▶ STATED PROBLEM:
Quote the entry lines from the one containing "181, 496, 211]" through the one containing "app-title: CLIProxyAPI: [17, 19, 113, 35]", both included, with no changes.

▶ Rows from a layout dataset:
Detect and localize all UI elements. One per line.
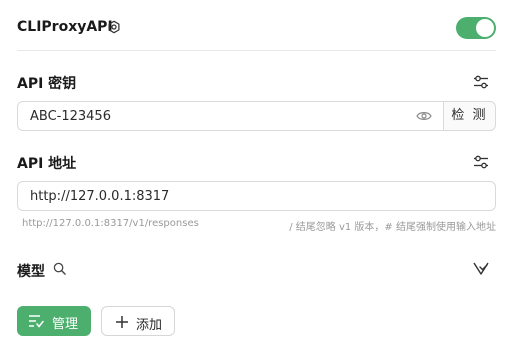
api-address-input[interactable]: http://127.0.0.1:8317: [17, 181, 496, 211]
api-address-hint-note: / 结尾忽略 v1 版本，# 结尾强制使用输入地址: [289, 222, 496, 233]
divider: [17, 50, 496, 51]
eye-icon[interactable]: [416, 109, 432, 123]
toggle-knob: [476, 19, 494, 37]
models-label: 模型: [17, 264, 45, 280]
manage-button-label: 管理: [52, 317, 79, 332]
add-button-label: 添加: [136, 318, 163, 333]
api-address-label: API 地址: [17, 156, 77, 172]
app-title: CLIProxyAPI: [17, 19, 113, 35]
api-address-settings-icon[interactable]: [473, 155, 489, 169]
api-key-input[interactable]: ABC-123456: [17, 101, 444, 131]
filter-icon[interactable]: [473, 261, 489, 275]
api-key-settings-icon[interactable]: [473, 75, 489, 89]
header: CLIProxyAPI: [0, 0, 505, 50]
api-key-value: ABC-123456: [30, 109, 111, 124]
add-button[interactable]: 添加: [101, 306, 175, 336]
gear-icon[interactable]: [107, 20, 121, 34]
plus-icon: [116, 316, 128, 328]
api-address-value: http://127.0.0.1:8317: [30, 189, 170, 204]
detect-button[interactable]: 检 测: [443, 101, 496, 131]
api-key-label: API 密钥: [17, 76, 77, 92]
api-address-hint-url: http://127.0.0.1:8317/v1/responses: [22, 218, 199, 229]
list-check-icon: [29, 315, 44, 328]
enable-toggle[interactable]: [456, 17, 496, 39]
manage-button[interactable]: 管理: [17, 306, 91, 336]
search-icon[interactable]: [53, 262, 66, 275]
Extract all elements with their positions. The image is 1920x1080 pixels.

▶ SOLUTION FOR THIS EXERCISE:
api-address-input[interactable]: http://127.0.0.1:8317: [17, 181, 496, 211]
api-address-hint-note: / 结尾忽略 v1 版本，# 结尾强制使用输入地址: [289, 222, 496, 233]
divider: [17, 50, 496, 51]
eye-icon[interactable]: [416, 109, 432, 123]
toggle-knob: [476, 19, 494, 37]
models-label: 模型: [17, 264, 45, 280]
manage-button-label: 管理: [52, 317, 79, 332]
add-button-label: 添加: [136, 318, 163, 333]
api-address-label: API 地址: [17, 156, 77, 172]
app-title: CLIProxyAPI: [17, 19, 113, 35]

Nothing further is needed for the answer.